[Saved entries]
# # #

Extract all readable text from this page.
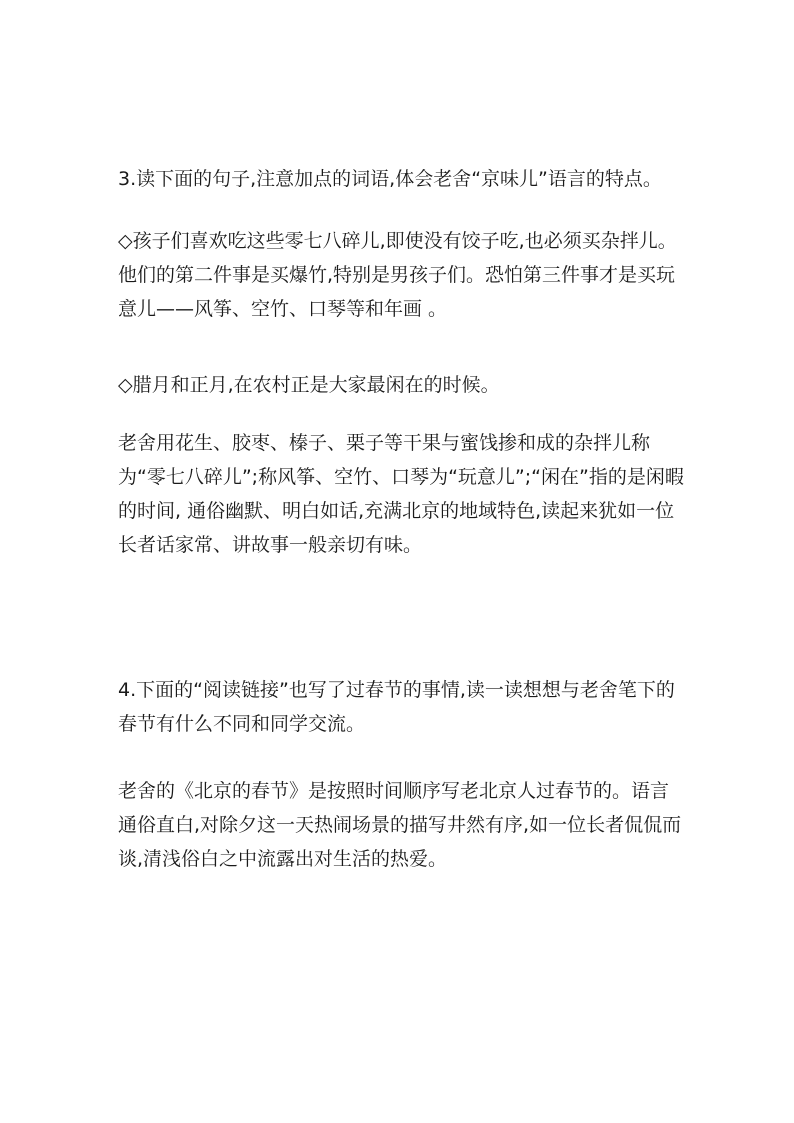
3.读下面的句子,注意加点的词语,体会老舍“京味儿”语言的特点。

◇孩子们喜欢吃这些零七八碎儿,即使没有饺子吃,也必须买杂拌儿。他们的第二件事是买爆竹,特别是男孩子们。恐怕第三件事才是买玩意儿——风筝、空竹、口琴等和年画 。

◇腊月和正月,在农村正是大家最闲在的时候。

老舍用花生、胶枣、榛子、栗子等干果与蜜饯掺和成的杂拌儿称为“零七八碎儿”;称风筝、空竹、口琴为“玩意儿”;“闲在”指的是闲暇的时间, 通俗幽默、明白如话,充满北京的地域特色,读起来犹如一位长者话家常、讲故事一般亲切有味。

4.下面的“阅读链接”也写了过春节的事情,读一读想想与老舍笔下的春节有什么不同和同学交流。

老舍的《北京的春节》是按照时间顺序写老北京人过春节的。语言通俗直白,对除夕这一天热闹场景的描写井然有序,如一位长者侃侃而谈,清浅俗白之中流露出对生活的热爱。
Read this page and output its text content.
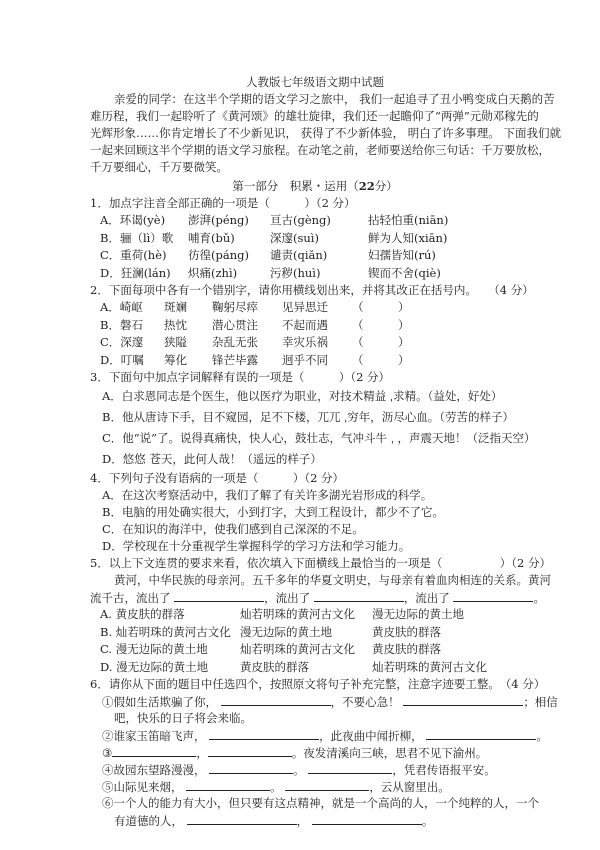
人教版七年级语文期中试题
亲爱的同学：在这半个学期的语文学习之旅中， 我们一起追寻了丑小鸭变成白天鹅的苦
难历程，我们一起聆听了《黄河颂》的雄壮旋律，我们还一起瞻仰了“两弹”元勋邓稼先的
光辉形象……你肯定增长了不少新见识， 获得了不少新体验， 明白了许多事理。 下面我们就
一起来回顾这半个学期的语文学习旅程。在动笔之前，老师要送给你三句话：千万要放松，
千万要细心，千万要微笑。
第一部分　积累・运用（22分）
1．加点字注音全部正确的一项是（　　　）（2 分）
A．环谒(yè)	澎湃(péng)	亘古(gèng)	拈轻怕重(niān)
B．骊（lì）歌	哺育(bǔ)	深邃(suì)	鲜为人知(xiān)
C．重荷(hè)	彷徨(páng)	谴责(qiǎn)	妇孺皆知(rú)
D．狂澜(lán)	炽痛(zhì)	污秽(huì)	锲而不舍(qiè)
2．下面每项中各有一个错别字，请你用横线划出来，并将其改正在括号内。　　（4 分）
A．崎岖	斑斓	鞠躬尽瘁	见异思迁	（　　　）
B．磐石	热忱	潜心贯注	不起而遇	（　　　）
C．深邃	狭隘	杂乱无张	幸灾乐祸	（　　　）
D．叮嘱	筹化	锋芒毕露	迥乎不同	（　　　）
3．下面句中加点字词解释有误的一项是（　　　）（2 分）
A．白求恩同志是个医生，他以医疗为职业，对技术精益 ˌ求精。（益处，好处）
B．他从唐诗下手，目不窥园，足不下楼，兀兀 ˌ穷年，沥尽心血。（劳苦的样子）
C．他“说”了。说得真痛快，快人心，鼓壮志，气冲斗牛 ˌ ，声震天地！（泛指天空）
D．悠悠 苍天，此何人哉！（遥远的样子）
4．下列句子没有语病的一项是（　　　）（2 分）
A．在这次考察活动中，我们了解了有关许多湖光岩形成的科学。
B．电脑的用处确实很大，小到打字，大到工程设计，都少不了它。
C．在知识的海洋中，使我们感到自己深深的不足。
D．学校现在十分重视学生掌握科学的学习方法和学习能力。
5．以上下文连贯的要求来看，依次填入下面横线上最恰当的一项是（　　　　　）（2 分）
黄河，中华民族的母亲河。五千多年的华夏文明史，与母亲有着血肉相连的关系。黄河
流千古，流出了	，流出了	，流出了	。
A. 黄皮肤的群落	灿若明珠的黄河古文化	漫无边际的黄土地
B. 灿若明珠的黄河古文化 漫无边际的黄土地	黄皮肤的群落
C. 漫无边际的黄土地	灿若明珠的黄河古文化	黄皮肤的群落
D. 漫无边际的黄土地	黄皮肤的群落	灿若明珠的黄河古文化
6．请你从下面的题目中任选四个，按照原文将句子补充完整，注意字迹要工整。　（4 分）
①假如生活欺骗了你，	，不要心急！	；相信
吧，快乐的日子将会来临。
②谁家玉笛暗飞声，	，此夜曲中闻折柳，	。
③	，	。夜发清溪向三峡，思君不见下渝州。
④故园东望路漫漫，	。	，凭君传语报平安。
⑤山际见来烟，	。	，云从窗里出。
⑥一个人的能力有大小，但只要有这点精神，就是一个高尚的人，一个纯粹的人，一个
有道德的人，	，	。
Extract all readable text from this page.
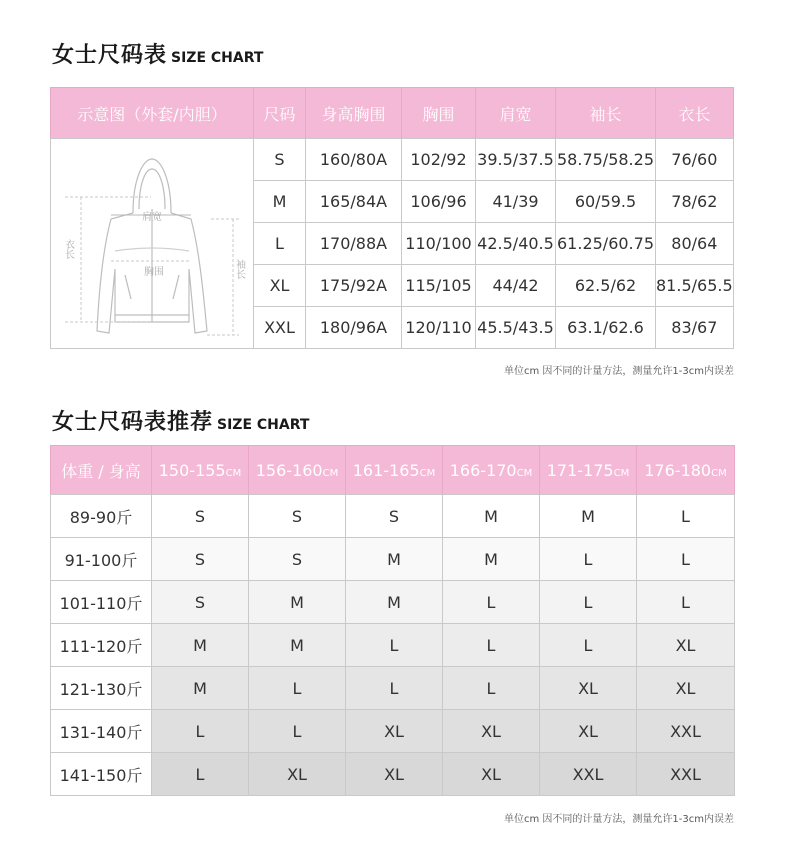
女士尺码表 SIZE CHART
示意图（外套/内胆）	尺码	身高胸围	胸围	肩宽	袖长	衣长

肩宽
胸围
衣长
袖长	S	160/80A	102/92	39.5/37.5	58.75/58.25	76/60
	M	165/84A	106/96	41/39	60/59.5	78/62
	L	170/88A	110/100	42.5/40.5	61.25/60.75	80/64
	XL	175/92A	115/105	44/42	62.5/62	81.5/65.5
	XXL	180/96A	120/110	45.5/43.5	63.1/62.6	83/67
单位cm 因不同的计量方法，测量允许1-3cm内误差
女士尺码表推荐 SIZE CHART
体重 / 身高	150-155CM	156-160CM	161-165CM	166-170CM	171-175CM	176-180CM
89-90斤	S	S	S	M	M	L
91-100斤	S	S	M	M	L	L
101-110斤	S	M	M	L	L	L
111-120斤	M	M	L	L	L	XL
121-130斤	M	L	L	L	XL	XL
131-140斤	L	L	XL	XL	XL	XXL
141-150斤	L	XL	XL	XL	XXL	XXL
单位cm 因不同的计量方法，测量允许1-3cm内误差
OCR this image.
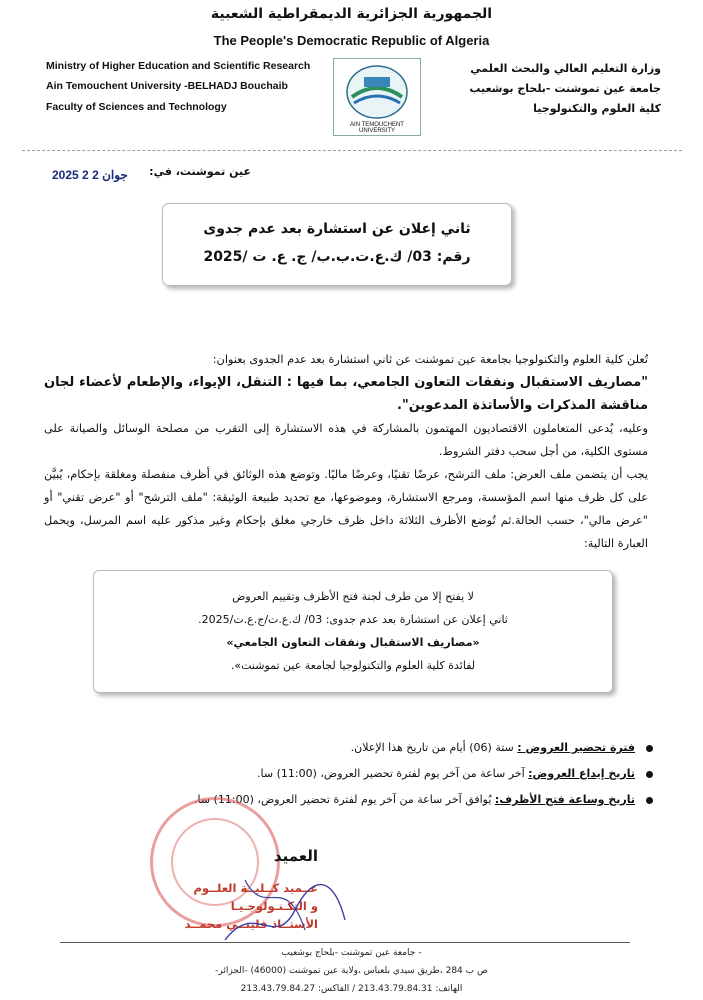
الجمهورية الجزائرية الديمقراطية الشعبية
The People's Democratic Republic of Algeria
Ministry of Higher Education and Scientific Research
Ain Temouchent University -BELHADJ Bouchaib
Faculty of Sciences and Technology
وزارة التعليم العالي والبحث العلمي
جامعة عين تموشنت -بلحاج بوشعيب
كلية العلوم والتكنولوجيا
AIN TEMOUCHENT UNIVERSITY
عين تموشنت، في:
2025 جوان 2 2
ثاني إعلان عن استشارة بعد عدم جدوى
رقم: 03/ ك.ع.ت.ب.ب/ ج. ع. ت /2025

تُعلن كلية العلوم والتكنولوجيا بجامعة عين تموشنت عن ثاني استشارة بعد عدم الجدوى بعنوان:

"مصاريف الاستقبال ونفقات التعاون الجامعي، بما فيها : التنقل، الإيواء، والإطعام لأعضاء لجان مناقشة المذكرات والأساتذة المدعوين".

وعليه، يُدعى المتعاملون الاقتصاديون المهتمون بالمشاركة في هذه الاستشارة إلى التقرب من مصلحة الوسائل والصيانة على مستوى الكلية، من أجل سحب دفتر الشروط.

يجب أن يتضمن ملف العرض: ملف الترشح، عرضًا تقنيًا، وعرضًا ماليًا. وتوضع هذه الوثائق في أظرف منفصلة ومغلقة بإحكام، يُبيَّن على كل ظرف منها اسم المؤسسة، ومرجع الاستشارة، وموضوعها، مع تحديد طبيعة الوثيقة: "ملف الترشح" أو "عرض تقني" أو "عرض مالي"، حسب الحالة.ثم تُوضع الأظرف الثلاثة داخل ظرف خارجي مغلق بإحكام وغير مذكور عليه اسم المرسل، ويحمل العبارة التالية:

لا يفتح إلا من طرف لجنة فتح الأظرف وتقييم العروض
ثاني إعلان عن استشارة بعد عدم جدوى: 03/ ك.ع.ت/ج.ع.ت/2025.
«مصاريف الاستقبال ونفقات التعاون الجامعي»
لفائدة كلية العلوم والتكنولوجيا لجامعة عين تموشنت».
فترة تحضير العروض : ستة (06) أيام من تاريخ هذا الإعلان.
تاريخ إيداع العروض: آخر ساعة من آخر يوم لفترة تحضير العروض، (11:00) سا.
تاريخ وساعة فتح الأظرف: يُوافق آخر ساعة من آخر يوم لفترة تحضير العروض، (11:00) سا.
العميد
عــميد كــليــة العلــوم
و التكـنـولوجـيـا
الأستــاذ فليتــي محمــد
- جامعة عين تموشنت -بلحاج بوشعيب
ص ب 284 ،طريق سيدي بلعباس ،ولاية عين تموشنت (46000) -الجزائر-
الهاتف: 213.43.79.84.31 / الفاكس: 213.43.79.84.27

# # #

→ WHAT YOU WILL DO: From the data above, copy out every line with the string "مصاريف" in it.

→ WRITTEN ANSWER:
"مصاريف الاستقبال ونفقات التعاون الجامعي، بما فيها : التنقل، الإيواء، والإطعام لأعضاء لجان مناقشة المذكرات والأساتذة المدعوين".
«مصاريف الاستقبال ونفقات التعاون الجامعي»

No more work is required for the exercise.